§ **DO THIS**
Transcribe every line exactly. Leave the pictures behind.
**** DATASET CONTENT ****
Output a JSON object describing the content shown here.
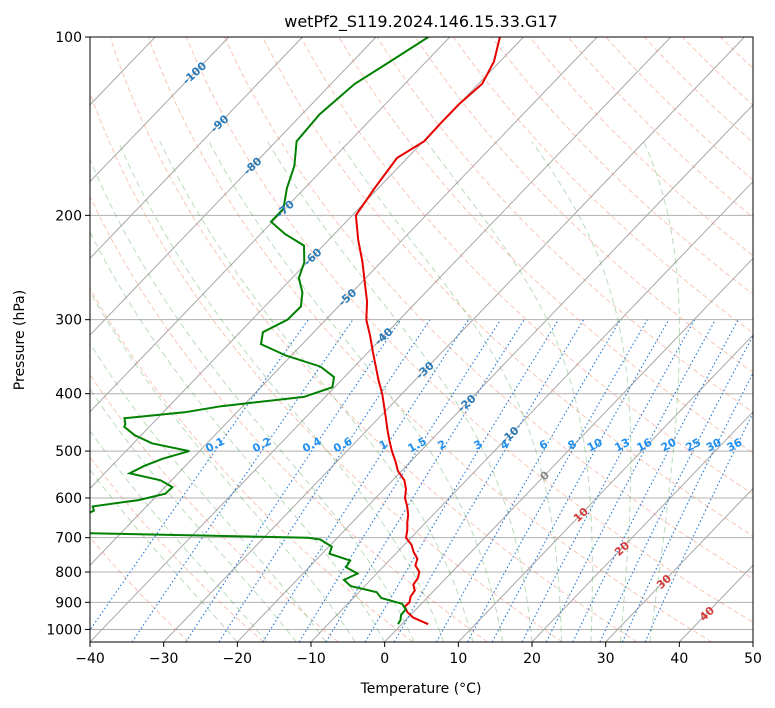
{
  "chart_data": {
    "type": "line",
    "title": "wetPf2_S119.2024.146.15.33.G17",
    "xlabel": "Temperature (°C)",
    "ylabel": "Pressure (hPa)",
    "xlim": [
      -40,
      50
    ],
    "ylim": [
      1050,
      100
    ],
    "y_scale": "log",
    "grid": true,
    "x_ticks": [
      -40,
      -30,
      -20,
      -10,
      0,
      10,
      20,
      30,
      40,
      50
    ],
    "y_ticks": [
      100,
      200,
      300,
      400,
      500,
      600,
      700,
      800,
      900,
      1000
    ],
    "skew": true,
    "series": [
      {
        "color": "#e60000",
        "pressure": [
          980,
          955,
          935,
          915,
          900,
          880,
          860,
          840,
          820,
          800,
          780,
          760,
          740,
          720,
          700,
          680,
          660,
          640,
          620,
          600,
          580,
          560,
          540,
          520,
          500,
          480,
          460,
          440,
          420,
          400,
          380,
          360,
          340,
          320,
          300,
          280,
          260,
          240,
          220,
          200,
          180,
          160,
          150,
          140,
          130,
          120,
          110,
          100
        ],
        "temperature": [
          3.6,
          0.7,
          -0.8,
          -1.9,
          -1.8,
          -2.4,
          -2.6,
          -3.6,
          -3.8,
          -4.4,
          -5.8,
          -6.4,
          -7.8,
          -9.0,
          -10.7,
          -11.5,
          -12.5,
          -13.4,
          -14.6,
          -16.0,
          -17.0,
          -18.4,
          -20.5,
          -22.1,
          -23.9,
          -25.6,
          -27.3,
          -29.0,
          -30.8,
          -32.7,
          -34.9,
          -37.1,
          -39.4,
          -41.8,
          -44.5,
          -46.7,
          -49.5,
          -52.5,
          -56.0,
          -59.5,
          -60.5,
          -61.4,
          -59.9,
          -60.0,
          -60.0,
          -59.5,
          -60.8,
          -63.2
        ]
      },
      {
        "color": "#008000",
        "pressure": [
          980,
          965,
          945,
          925,
          905,
          885,
          865,
          845,
          825,
          805,
          785,
          765,
          745,
          725,
          705,
          700,
          685,
          670,
          660,
          650,
          640,
          630,
          620,
          605,
          590,
          575,
          560,
          545,
          530,
          515,
          500,
          485,
          470,
          455,
          450,
          440,
          430,
          420,
          405,
          390,
          375,
          360,
          345,
          330,
          315,
          300,
          285,
          270,
          255,
          240,
          225,
          215,
          205,
          195,
          180,
          165,
          150,
          135,
          120,
          110,
          100
        ],
        "dewpoint": [
          -0.5,
          -0.7,
          -1.3,
          -1.4,
          -2.6,
          -6.2,
          -7.6,
          -11.9,
          -13.6,
          -12.6,
          -15.0,
          -15.3,
          -19.0,
          -19.6,
          -22.1,
          -24.0,
          -62.0,
          -63.5,
          -64.7,
          -59.4,
          -57.2,
          -56.6,
          -57.3,
          -51.9,
          -49.1,
          -49.0,
          -51.5,
          -56.6,
          -55.6,
          -54.0,
          -51.4,
          -57.5,
          -60.9,
          -63.4,
          -63.6,
          -64.5,
          -57.1,
          -52.9,
          -42.9,
          -40.3,
          -41.4,
          -44.6,
          -50.7,
          -55.6,
          -56.9,
          -55.2,
          -55.1,
          -56.7,
          -59.1,
          -60.4,
          -62.6,
          -66.7,
          -70.2,
          -70.2,
          -72.4,
          -74.3,
          -77.2,
          -77.6,
          -76.8,
          -74.9,
          -72.9
        ]
      }
    ],
    "mixing_ratio_labels": [
      "0.1",
      "0.2",
      "0.4",
      "0.6",
      "1",
      "1.5",
      "2",
      "3",
      "4",
      "6",
      "8",
      "10",
      "13",
      "16",
      "20",
      "25",
      "30",
      "36"
    ],
    "mixing_ratio_values": [
      0.1,
      0.2,
      0.4,
      0.6,
      1,
      1.5,
      2,
      3,
      4,
      6,
      8,
      10,
      13,
      16,
      20,
      25,
      30,
      36
    ],
    "height_labels": [
      "-100",
      "-90",
      "-80",
      "-70",
      "-60",
      "-50",
      "-40",
      "-30",
      "-20",
      "-10",
      "0",
      "10",
      "20",
      "30",
      "40"
    ],
    "height_values": [
      -100,
      -90,
      -80,
      -70,
      -60,
      -50,
      -40,
      -30,
      -20,
      -10,
      0,
      10,
      20,
      30,
      40
    ],
    "height_label_pressure": [
      115,
      140,
      165,
      195,
      235,
      275,
      320,
      365,
      415,
      470,
      550,
      640,
      730,
      830,
      940
    ]
  }
}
****
§ **CORRECT RESPONSE**
Output a JSON object describing the content shown here.
{
  "chart_data": {
    "type": "line",
    "title": "wetPf2_S119.2024.146.15.33.G17",
    "xlabel": "Temperature (°C)",
    "ylabel": "Pressure (hPa)",
    "xlim": [
      -40,
      50
    ],
    "ylim": [
      1050,
      100
    ],
    "y_scale": "log",
    "grid": true,
    "x_ticks": [
      -40,
      -30,
      -20,
      -10,
      0,
      10,
      20,
      30,
      40,
      50
    ],
    "y_ticks": [
      100,
      200,
      300,
      400,
      500,
      600,
      700,
      800,
      900,
      1000
    ],
    "skew": true,
    "series": [
      {
        "color": "#e60000",
        "pressure": [
          980,
          955,
          935,
          915,
          900,
          880,
          860,
          840,
          820,
          800,
          780,
          760,
          740,
          720,
          700,
          680,
          660,
          640,
          620,
          600,
          580,
          560,
          540,
          520,
          500,
          480,
          460,
          440,
          420,
          400,
          380,
          360,
          340,
          320,
          300,
          280,
          260,
          240,
          220,
          200,
          180,
          160,
          150,
          140,
          130,
          120,
          110,
          100
        ],
        "temperature": [
          3.6,
          0.7,
          -0.8,
          -1.9,
          -1.8,
          -2.4,
          -2.6,
          -3.6,
          -3.8,
          -4.4,
          -5.8,
          -6.4,
          -7.8,
          -9.0,
          -10.7,
          -11.5,
          -12.5,
          -13.4,
          -14.6,
          -16.0,
          -17.0,
          -18.4,
          -20.5,
          -22.1,
          -23.9,
          -25.6,
          -27.3,
          -29.0,
          -30.8,
          -32.7,
          -34.9,
          -37.1,
          -39.4,
          -41.8,
          -44.5,
          -46.7,
          -49.5,
          -52.5,
          -56.0,
          -59.5,
          -60.5,
          -61.4,
          -59.9,
          -60.0,
          -60.0,
          -59.5,
          -60.8,
          -63.2
        ]
      },
      {
        "color": "#008000",
        "pressure": [
          980,
          965,
          945,
          925,
          905,
          885,
          865,
          845,
          825,
          805,
          785,
          765,
          745,
          725,
          705,
          700,
          685,
          670,
          660,
          650,
          640,
          630,
          620,
          605,
          590,
          575,
          560,
          545,
          530,
          515,
          500,
          485,
          470,
          455,
          450,
          440,
          430,
          420,
          405,
          390,
          375,
          360,
          345,
          330,
          315,
          300,
          285,
          270,
          255,
          240,
          225,
          215,
          205,
          195,
          180,
          165,
          150,
          135,
          120,
          110,
          100
        ],
        "dewpoint": [
          -0.5,
          -0.7,
          -1.3,
          -1.4,
          -2.6,
          -6.2,
          -7.6,
          -11.9,
          -13.6,
          -12.6,
          -15.0,
          -15.3,
          -19.0,
          -19.6,
          -22.1,
          -24.0,
          -62.0,
          -63.5,
          -64.7,
          -59.4,
          -57.2,
          -56.6,
          -57.3,
          -51.9,
          -49.1,
          -49.0,
          -51.5,
          -56.6,
          -55.6,
          -54.0,
          -51.4,
          -57.5,
          -60.9,
          -63.4,
          -63.6,
          -64.5,
          -57.1,
          -52.9,
          -42.9,
          -40.3,
          -41.4,
          -44.6,
          -50.7,
          -55.6,
          -56.9,
          -55.2,
          -55.1,
          -56.7,
          -59.1,
          -60.4,
          -62.6,
          -66.7,
          -70.2,
          -70.2,
          -72.4,
          -74.3,
          -77.2,
          -77.6,
          -76.8,
          -74.9,
          -72.9
        ]
      }
    ],
    "mixing_ratio_labels": [
      "0.1",
      "0.2",
      "0.4",
      "0.6",
      "1",
      "1.5",
      "2",
      "3",
      "4",
      "6",
      "8",
      "10",
      "13",
      "16",
      "20",
      "25",
      "30",
      "36"
    ],
    "mixing_ratio_values": [
      0.1,
      0.2,
      0.4,
      0.6,
      1,
      1.5,
      2,
      3,
      4,
      6,
      8,
      10,
      13,
      16,
      20,
      25,
      30,
      36
    ],
    "height_labels": [
      "-100",
      "-90",
      "-80",
      "-70",
      "-60",
      "-50",
      "-40",
      "-30",
      "-20",
      "-10",
      "0",
      "10",
      "20",
      "30",
      "40"
    ],
    "height_values": [
      -100,
      -90,
      -80,
      -70,
      -60,
      -50,
      -40,
      -30,
      -20,
      -10,
      0,
      10,
      20,
      30,
      40
    ],
    "height_label_pressure": [
      115,
      140,
      165,
      195,
      235,
      275,
      320,
      365,
      415,
      470,
      550,
      640,
      730,
      830,
      940
    ]
  }
}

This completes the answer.